**Instructions for the task:** Using the listing below, report all lines holding the word "机械迷城".

Extracted records
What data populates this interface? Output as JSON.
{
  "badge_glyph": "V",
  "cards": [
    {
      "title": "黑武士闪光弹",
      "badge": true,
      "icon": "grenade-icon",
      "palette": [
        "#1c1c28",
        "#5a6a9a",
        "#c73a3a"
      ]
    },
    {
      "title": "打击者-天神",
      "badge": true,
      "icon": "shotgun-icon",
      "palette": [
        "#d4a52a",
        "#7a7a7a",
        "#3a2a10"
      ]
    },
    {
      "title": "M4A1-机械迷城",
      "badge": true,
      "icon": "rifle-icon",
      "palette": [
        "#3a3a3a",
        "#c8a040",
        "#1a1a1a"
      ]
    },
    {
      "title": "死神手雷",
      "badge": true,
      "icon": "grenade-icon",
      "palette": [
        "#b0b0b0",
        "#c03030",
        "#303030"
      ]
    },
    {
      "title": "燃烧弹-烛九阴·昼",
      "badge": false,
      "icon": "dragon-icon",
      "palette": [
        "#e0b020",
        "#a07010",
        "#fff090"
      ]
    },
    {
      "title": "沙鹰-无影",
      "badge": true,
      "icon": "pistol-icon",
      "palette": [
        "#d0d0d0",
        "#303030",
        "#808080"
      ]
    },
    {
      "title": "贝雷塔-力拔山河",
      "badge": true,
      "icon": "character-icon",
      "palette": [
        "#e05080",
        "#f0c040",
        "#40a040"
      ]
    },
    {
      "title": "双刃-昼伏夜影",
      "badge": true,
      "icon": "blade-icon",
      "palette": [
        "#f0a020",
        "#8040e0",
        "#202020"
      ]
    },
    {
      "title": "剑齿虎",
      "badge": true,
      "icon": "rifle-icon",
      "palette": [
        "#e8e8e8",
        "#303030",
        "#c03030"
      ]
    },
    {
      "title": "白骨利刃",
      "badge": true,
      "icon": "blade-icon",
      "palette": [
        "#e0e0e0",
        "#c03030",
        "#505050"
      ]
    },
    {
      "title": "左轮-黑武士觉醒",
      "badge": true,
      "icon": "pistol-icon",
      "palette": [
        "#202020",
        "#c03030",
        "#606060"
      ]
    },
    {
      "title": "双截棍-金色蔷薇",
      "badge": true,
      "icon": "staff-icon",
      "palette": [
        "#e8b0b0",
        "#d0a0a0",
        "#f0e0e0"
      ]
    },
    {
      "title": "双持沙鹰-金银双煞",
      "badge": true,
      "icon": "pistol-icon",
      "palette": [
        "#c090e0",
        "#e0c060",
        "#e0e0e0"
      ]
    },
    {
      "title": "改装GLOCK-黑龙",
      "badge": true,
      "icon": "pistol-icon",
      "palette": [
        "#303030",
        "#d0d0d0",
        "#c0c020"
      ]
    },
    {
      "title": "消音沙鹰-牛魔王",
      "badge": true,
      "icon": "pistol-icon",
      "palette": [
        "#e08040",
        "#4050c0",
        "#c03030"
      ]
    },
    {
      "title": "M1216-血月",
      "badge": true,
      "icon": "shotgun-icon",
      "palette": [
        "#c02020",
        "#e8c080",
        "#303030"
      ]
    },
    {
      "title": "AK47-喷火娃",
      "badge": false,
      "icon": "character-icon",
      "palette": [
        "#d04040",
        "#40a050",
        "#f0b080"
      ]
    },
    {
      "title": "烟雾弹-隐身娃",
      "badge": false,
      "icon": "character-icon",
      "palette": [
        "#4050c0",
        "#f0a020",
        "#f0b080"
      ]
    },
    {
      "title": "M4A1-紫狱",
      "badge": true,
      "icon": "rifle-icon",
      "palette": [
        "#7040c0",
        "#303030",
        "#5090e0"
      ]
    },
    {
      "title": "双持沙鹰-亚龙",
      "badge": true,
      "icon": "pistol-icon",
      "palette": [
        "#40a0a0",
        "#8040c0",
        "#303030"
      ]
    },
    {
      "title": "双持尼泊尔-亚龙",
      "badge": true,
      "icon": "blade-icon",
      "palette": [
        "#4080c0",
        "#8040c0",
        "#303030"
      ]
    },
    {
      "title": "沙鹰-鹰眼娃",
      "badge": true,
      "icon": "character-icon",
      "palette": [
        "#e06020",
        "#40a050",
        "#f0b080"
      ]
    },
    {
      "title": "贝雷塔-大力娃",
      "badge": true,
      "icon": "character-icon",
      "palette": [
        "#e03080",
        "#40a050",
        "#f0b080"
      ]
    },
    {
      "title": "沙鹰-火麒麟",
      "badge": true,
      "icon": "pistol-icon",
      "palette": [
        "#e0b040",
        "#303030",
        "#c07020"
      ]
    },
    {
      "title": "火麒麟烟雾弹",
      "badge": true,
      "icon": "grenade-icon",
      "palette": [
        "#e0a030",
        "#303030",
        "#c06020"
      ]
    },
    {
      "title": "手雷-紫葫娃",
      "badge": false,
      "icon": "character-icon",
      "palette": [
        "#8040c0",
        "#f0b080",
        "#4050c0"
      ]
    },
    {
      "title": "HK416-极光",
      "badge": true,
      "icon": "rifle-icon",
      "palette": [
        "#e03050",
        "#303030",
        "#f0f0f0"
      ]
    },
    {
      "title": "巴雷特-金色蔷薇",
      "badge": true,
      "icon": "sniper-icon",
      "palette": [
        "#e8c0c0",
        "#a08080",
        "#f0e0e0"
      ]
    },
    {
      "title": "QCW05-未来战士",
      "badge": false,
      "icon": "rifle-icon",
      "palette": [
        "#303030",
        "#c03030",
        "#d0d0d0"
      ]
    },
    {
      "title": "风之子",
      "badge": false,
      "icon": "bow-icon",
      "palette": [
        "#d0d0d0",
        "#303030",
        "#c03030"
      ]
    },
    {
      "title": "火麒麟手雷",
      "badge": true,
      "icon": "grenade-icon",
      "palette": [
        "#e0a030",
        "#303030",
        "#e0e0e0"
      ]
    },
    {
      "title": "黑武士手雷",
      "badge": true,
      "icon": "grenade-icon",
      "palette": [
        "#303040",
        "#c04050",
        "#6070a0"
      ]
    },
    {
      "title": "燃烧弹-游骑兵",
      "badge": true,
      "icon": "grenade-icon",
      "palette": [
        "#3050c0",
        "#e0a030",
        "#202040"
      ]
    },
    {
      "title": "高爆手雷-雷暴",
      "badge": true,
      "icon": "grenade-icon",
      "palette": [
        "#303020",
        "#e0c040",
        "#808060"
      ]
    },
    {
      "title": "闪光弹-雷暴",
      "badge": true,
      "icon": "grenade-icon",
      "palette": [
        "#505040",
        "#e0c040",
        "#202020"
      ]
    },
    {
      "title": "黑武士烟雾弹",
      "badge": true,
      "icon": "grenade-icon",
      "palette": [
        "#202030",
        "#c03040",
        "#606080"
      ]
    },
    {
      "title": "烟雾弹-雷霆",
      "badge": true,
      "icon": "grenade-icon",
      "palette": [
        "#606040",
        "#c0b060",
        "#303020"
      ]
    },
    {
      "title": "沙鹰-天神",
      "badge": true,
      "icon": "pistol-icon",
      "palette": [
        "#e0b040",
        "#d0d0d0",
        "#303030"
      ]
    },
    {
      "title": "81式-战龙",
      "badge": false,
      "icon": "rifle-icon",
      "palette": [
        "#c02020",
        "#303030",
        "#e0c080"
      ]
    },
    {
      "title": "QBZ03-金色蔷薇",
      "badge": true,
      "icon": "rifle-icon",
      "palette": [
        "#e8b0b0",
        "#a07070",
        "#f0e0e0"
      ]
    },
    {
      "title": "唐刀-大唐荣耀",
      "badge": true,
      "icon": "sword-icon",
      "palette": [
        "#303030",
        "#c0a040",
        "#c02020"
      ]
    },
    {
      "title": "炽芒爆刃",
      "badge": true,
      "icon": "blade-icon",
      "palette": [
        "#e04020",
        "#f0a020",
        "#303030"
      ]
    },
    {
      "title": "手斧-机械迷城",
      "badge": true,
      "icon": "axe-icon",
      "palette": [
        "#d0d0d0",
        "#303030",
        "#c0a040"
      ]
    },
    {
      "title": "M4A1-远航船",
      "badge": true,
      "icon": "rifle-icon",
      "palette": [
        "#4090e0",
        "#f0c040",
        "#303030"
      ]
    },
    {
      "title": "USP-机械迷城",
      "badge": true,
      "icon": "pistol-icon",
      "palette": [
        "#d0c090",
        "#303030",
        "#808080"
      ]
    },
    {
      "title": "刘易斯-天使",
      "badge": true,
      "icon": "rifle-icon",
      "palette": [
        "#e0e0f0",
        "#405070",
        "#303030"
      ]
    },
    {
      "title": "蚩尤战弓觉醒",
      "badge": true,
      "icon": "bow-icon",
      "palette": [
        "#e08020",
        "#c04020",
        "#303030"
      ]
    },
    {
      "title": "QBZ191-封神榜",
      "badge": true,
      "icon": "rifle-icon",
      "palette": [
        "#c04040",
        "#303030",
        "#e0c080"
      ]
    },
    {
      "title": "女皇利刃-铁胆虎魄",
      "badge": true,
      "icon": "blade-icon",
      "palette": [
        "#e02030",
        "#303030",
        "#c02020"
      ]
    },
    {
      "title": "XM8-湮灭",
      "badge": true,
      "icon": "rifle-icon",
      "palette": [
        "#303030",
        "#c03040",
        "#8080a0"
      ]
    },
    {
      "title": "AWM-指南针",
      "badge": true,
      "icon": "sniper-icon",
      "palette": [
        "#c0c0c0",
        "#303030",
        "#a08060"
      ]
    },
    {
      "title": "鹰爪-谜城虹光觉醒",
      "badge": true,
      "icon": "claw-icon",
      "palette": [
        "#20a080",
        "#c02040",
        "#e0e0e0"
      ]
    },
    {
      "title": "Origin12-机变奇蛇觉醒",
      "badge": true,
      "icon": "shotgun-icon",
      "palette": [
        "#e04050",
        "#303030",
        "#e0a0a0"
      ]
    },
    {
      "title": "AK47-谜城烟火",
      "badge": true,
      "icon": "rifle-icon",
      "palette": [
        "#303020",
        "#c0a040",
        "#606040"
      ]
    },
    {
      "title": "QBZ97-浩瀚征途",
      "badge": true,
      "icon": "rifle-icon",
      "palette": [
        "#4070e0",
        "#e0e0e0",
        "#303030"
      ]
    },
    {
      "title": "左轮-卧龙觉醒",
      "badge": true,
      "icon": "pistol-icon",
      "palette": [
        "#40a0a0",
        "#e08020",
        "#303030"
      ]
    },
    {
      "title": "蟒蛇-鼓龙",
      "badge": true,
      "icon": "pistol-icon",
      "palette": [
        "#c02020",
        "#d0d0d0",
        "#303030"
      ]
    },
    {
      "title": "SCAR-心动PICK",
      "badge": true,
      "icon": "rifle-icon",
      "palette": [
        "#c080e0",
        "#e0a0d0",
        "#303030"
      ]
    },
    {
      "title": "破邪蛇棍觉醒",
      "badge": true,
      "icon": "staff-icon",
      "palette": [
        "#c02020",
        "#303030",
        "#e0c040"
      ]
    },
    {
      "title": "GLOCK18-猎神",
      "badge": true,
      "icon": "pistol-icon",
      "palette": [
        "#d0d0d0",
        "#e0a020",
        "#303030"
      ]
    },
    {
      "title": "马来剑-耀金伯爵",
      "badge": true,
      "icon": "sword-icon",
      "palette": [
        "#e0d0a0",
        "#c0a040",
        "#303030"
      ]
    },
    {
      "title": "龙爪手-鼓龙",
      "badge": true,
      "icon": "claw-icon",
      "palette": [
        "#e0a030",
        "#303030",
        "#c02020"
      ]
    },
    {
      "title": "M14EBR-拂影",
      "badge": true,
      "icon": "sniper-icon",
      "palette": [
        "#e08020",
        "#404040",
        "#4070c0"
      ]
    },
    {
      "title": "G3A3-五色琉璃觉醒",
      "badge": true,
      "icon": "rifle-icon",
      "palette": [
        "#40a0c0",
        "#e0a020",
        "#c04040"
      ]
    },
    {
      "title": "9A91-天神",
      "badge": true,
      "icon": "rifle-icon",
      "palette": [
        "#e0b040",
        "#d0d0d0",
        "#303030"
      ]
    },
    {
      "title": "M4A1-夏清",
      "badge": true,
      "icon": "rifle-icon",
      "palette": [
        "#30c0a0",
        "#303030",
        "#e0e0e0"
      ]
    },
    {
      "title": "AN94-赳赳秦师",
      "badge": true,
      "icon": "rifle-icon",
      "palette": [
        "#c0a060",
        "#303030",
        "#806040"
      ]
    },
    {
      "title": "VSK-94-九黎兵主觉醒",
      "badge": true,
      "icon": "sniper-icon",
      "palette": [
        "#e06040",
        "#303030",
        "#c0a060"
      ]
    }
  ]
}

**Result:**
      "title": "M4A1-机械迷城",
      "title": "手斧-机械迷城",
      "title": "USP-机械迷城",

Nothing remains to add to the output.